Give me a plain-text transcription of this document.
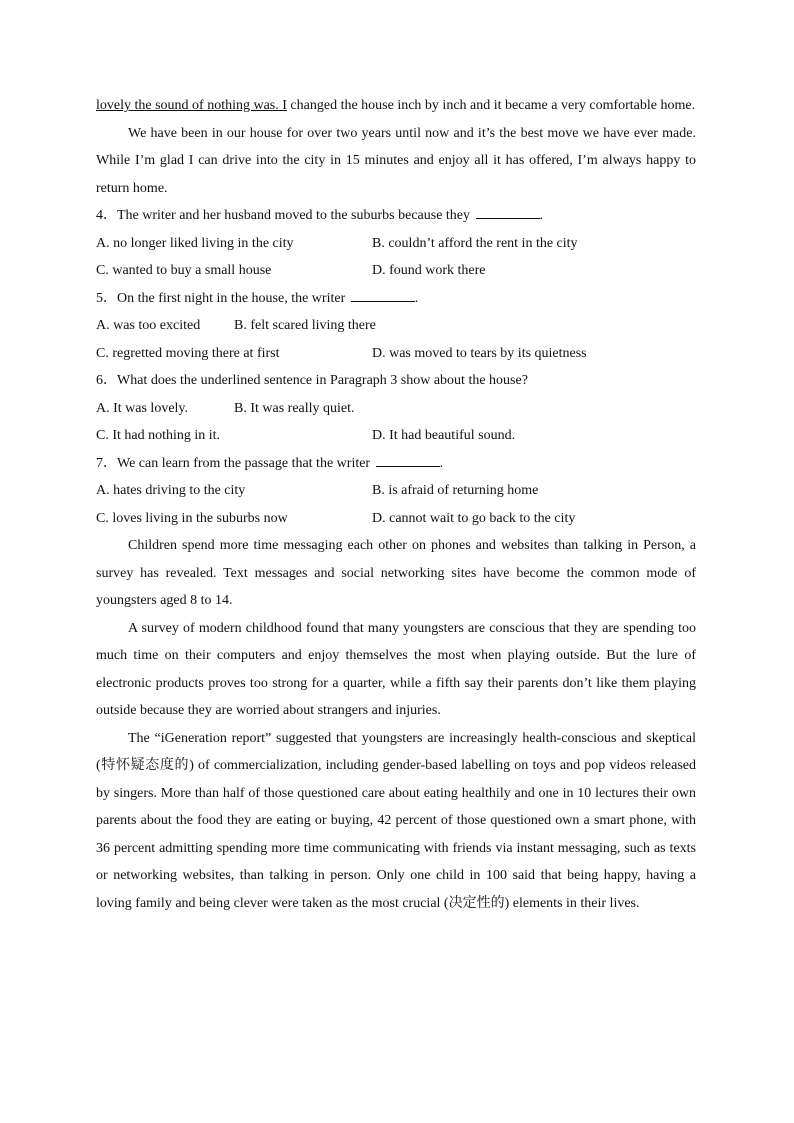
lovely the sound of nothing was. I changed the house inch by inch and it became a very comfortable home.

We have been in our house for over two years until now and it’s the best move we have ever made. While I’m glad I can drive into the city in 15 minutes and enjoy all it has offered, I’m always happy to return home.

4．The writer and her husband moved to the suburbs because they	.

A. no longer liked living in the city	B. couldn’t afford the rent in the city
C. wanted to buy a small house	D. found work there

5．On the first night in the house, the writer	.

A. was too excited	B. felt scared living there
C. regretted moving there at first	D. was moved to tears by its quietness

6．What does the underlined sentence in Paragraph 3 show about the house?

A. It was lovely.	B. It was really quiet.
C. It had nothing in it.	D. It had beautiful sound.

7．We can learn from the passage that the writer	.

A. hates driving to the city	B. is afraid of returning home
C. loves living in the suburbs now	D. cannot wait to go back to the city

Children spend more time messaging each other on phones and websites than talking in Person, a survey has revealed. Text messages and social networking sites have become the common mode of youngsters aged 8 to 14.

A survey of modern childhood found that many youngsters are conscious that they are spending too much time on their computers and enjoy themselves the most when playing outside. But the lure of electronic products proves too strong for a quarter, while a fifth say their parents don’t like them playing outside because they are worried about strangers and injuries.

The “iGeneration report” suggested that youngsters are increasingly health-conscious and skeptical (特怀疑态度的) of commercialization, including gender-based labelling on toys and pop videos released by singers. More than half of those questioned care about eating healthily and one in 10 lectures their own parents about the food they are eating or buying, 42 percent of those questioned own a smart phone, with 36 percent admitting spending more time communicating with friends via instant messaging, such as texts or networking websites, than talking in person. Only one child in 100 said that being happy, having a loving family and being clever were taken as the most crucial (决定性的) elements in their lives.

* * * * * * * * *

# Work instructions:
Copy the records exactly. Skip the pictures.

# Final result:
Give me a plain-text transcription of this document.
lovely the sound of nothing was. I changed the house inch by inch and it became a very comfortable home.

We have been in our house for over two years until now and it’s the best move we have ever made. While I’m glad I can drive into the city in 15 minutes and enjoy all it has offered, I’m always happy to return home.

4．The writer and her husband moved to the suburbs because they	.

A. no longer liked living in the city	B. couldn’t afford the rent in the city
C. wanted to buy a small house	D. found work there

5．On the first night in the house, the writer	.

A. was too excited	B. felt scared living there
C. regretted moving there at first	D. was moved to tears by its quietness

6．What does the underlined sentence in Paragraph 3 show about the house?

A. It was lovely.	B. It was really quiet.
C. It had nothing in it.	D. It had beautiful sound.

7．We can learn from the passage that the writer	.

A. hates driving to the city	B. is afraid of returning home
C. loves living in the suburbs now	D. cannot wait to go back to the city

Children spend more time messaging each other on phones and websites than talking in Person, a survey has revealed. Text messages and social networking sites have become the common mode of youngsters aged 8 to 14.

A survey of modern childhood found that many youngsters are conscious that they are spending too much time on their computers and enjoy themselves the most when playing outside. But the lure of electronic products proves too strong for a quarter, while a fifth say their parents don’t like them playing outside because they are worried about strangers and injuries.

The “iGeneration report” suggested that youngsters are increasingly health-conscious and skeptical (特怀疑态度的) of commercialization, including gender-based labelling on toys and pop videos released by singers. More than half of those questioned care about eating healthily and one in 10 lectures their own parents about the food they are eating or buying, 42 percent of those questioned own a smart phone, with 36 percent admitting spending more time communicating with friends via instant messaging, such as texts or networking websites, than talking in person. Only one child in 100 said that being happy, having a loving family and being clever were taken as the most crucial (决定性的) elements in their lives.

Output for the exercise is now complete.